Stored entries
+--

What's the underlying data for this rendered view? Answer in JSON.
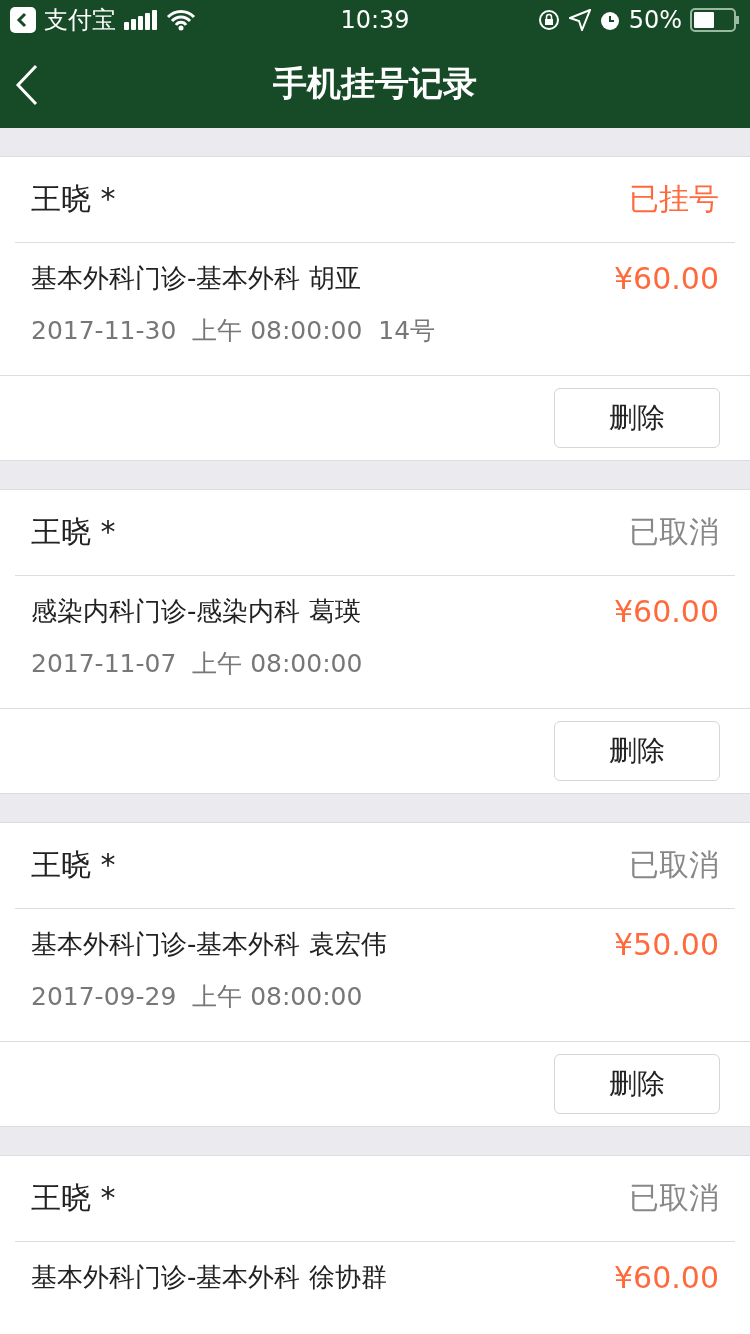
{
  "status_bar": {
    "back_app": "支付宝",
    "time": "10:39",
    "battery": "50%"
  },
  "nav": {
    "title": "手机挂号记录"
  },
  "records": [
    {
      "patient": "王晓 *",
      "status": "已挂号",
      "color": "#ff6a3c",
      "department": "基本外科门诊-基本外科 胡亚",
      "price": "¥60.00",
      "time": "2017-11-30  上午 08:00:00  14号",
      "action": "删除"
    },
    {
      "patient": "王晓 *",
      "status": "已取消",
      "color": "#888888",
      "department": "感染内科门诊-感染内科 葛瑛",
      "price": "¥60.00",
      "time": "2017-11-07  上午 08:00:00",
      "action": "删除"
    },
    {
      "patient": "王晓 *",
      "status": "已取消",
      "color": "#888888",
      "department": "基本外科门诊-基本外科 袁宏伟",
      "price": "¥50.00",
      "time": "2017-09-29  上午 08:00:00",
      "action": "删除"
    },
    {
      "patient": "王晓 *",
      "status": "已取消",
      "color": "#888888",
      "department": "基本外科门诊-基本外科 徐协群",
      "price": "¥60.00"
    }
  ]
}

+--

Pull every line containing "price" out of the data above.

      "price": "¥60.00",
      "price": "¥60.00",
      "price": "¥50.00",
      "price": "¥60.00"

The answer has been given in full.